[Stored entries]

________

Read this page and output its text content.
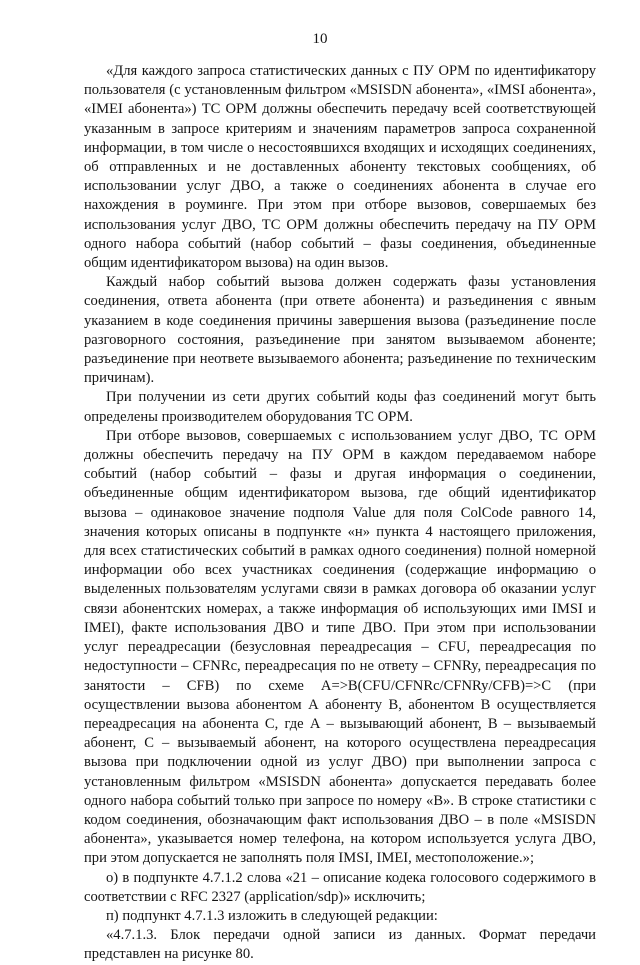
10

«Для каждого запроса статистических данных с ПУ ОРМ по идентификатору пользователя (с установленным фильтром «MSISDN абонента», «IMSI абонента», «IMEI абонента») ТС ОРМ должны обеспечить передачу всей соответствующей указанным в запросе критериям и значениям параметров запроса сохраненной информации, в том числе о несостоявшихся входящих и исходящих соединениях, об отправленных и не доставленных абоненту текстовых сообщениях, об использовании услуг ДВО, а также о соединениях абонента в случае его нахождения в роуминге. При этом при отборе вызовов, совершаемых без использования услуг ДВО, ТС ОРМ должны обеспечить передачу на ПУ ОРМ одного набора событий (набор событий – фазы соединения, объединенные общим идентификатором вызова) на один вызов.

Каждый набор событий вызова должен содержать фазы установления соединения, ответа абонента (при ответе абонента) и разъединения с явным указанием в коде соединения причины завершения вызова (разъединение после разговорного состояния, разъединение при занятом вызываемом абоненте; разъединение при неответе вызываемого абонента; разъединение по техническим причинам).

При получении из сети других событий коды фаз соединений могут быть определены производителем оборудования ТС ОРМ.

При отборе вызовов, совершаемых с использованием услуг ДВО, ТС ОРМ должны обеспечить передачу на ПУ ОРМ в каждом передаваемом наборе событий (набор событий – фазы и другая информация о соединении, объединенные общим идентификатором вызова, где общий идентификатор вызова – одинаковое значение подполя Value для поля ColCode равного 14, значения которых описаны в подпункте «н» пункта 4 настоящего приложения, для всех статистических событий в рамках одного соединения) полной номерной информации обо всех участниках соединения (содержащие информацию о выделенных пользователям услугами связи в рамках договора об оказании услуг связи абонентских номерах, а также информация об использующих ими IMSI и IMEI), факте использования ДВО и типе ДВО. При этом при использовании услуг переадресации (безусловная переадресация – CFU, переадресация по недоступности – CFNRc, переадресация по не ответу – CFNRy, переадресация по занятости – CFB) по схеме A=>B(CFU/CFNRc/CFNRy/CFB)=>C (при осуществлении вызова абонентом А абоненту В, абонентом В осуществляется переадресация на абонента С, где А – вызывающий абонент, В – вызываемый абонент, С – вызываемый абонент, на которого осуществлена переадресация вызова при подключении одной из услуг ДВО) при выполнении запроса с установленным фильтром «MSISDN абонента» допускается передавать более одного набора событий только при запросе по номеру «В». В строке статистики с кодом соединения, обозначающим факт использования ДВО – в поле «MSISDN абонента», указывается номер телефона, на котором используется услуга ДВО, при этом допускается не заполнять поля IMSI, IMEI, местоположение.»;

о) в подпункте 4.7.1.2 слова «21 – описание кодека голосового содержимого в соответствии с RFC 2327 (application/sdp)» исключить;

п) подпункт 4.7.1.3 изложить в следующей редакции:

«4.7.1.3. Блок передачи одной записи из данных. Формат передачи представлен на рисунке 80.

________

◆ Given request ◆
Take every line from the records above that has the word "данных" and copy it.

◆ Solution for this exercise ◆
«Для каждого запроса статистических данных с ПУ ОРМ по идентификатору пользователя (с установленным фильтром «MSISDN абонента», «IMSI абонента», «IMEI абонента») ТС ОРМ должны обеспечить передачу всей соответствующей указанным в запросе критериям и значениям параметров запроса сохраненной информации, в том числе о несостоявшихся входящих и исходящих соединениях, об отправленных и не доставленных абоненту текстовых сообщениях, об использовании услуг ДВО, а также о соединениях абонента в случае его нахождения в роуминге. При этом при отборе вызовов, совершаемых без использования услуг ДВО, ТС ОРМ должны обеспечить передачу на ПУ ОРМ одного набора событий (набор событий – фазы соединения, объединенные общим идентификатором вызова) на один вызов.
«4.7.1.3. Блок передачи одной записи из данных. Формат передачи представлен на рисунке 80.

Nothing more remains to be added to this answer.